Problem to solve
Repeat all of the material exactly as given.
╭─ Material shown
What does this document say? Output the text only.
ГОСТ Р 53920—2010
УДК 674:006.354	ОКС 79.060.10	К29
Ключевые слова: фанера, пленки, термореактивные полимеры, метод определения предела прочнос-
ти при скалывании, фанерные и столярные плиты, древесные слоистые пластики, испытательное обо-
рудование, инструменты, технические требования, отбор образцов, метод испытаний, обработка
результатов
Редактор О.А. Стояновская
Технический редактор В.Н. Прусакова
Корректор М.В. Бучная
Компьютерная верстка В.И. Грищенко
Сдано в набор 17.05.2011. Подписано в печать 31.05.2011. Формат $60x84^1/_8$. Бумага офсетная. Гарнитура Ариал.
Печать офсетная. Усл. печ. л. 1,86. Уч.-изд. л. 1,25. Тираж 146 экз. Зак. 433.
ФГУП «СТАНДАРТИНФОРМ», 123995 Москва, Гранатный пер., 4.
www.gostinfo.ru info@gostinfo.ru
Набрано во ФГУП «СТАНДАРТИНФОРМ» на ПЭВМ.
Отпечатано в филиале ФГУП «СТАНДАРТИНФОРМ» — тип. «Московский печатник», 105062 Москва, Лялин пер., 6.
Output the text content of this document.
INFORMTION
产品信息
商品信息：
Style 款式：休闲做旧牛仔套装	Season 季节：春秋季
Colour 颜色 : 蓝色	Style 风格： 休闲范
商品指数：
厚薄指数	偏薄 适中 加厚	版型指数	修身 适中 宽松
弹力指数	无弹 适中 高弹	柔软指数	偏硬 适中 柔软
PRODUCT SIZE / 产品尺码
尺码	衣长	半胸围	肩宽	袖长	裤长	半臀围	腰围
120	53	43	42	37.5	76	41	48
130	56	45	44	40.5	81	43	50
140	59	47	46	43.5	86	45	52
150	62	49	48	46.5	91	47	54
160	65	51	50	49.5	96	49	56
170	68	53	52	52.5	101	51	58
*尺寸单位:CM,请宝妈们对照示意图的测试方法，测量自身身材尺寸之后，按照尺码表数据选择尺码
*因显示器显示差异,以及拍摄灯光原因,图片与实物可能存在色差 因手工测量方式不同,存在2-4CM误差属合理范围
╰─
Solution
What does this document say? Output the text only.
ГОСТ Р 53920—2010
УДК 674:006.354	ОКС 79.060.10	К29
Ключевые слова: фанера, пленки, термореактивные полимеры, метод определения предела прочнос-
ти при скалывании, фанерные и столярные плиты, древесные слоистые пластики, испытательное обо-
рудование, инструменты, технические требования, отбор образцов, метод испытаний, обработка
результатов
Редактор О.А. Стояновская
Технический редактор В.Н. Прусакова
Корректор М.В. Бучная
Компьютерная верстка В.И. Грищенко
Сдано в набор 17.05.2011. Подписано в печать 31.05.2011. Формат $60x84^1/_8$. Бумага офсетная. Гарнитура Ариал.
Печать офсетная. Усл. печ. л. 1,86. Уч.-изд. л. 1,25. Тираж 146 экз. Зак. 433.
ФГУП «СТАНДАРТИНФОРМ», 123995 Москва, Гранатный пер., 4.
www.gostinfo.ru info@gostinfo.ru
Набрано во ФГУП «СТАНДАРТИНФОРМ» на ПЭВМ.
Отпечатано в филиале ФГУП «СТАНДАРТИНФОРМ» — тип. «Московский печатник», 105062 Москва, Лялин пер., 6.
Output the text content of this document.
INFORMTION
产品信息
商品信息：
Style 款式：休闲做旧牛仔套装	Season 季节：春秋季
Colour 颜色 : 蓝色	Style 风格： 休闲范
商品指数：
厚薄指数	偏薄 适中 加厚	版型指数	修身 适中 宽松
弹力指数	无弹 适中 高弹	柔软指数	偏硬 适中 柔软
PRODUCT SIZE / 产品尺码
尺码	衣长	半胸围	肩宽	袖长	裤长	半臀围	腰围
120	53	43	42	37.5	76	41	48
130	56	45	44	40.5	81	43	50
140	59	47	46	43.5	86	45	52
150	62	49	48	46.5	91	47	54
160	65	51	50	49.5	96	49	56
170	68	53	52	52.5	101	51	58
*尺寸单位:CM,请宝妈们对照示意图的测试方法，测量自身身材尺寸之后，按照尺码表数据选择尺码
*因显示器显示差异,以及拍摄灯光原因,图片与实物可能存在色差 因手工测量方式不同,存在2-4CM误差属合理范围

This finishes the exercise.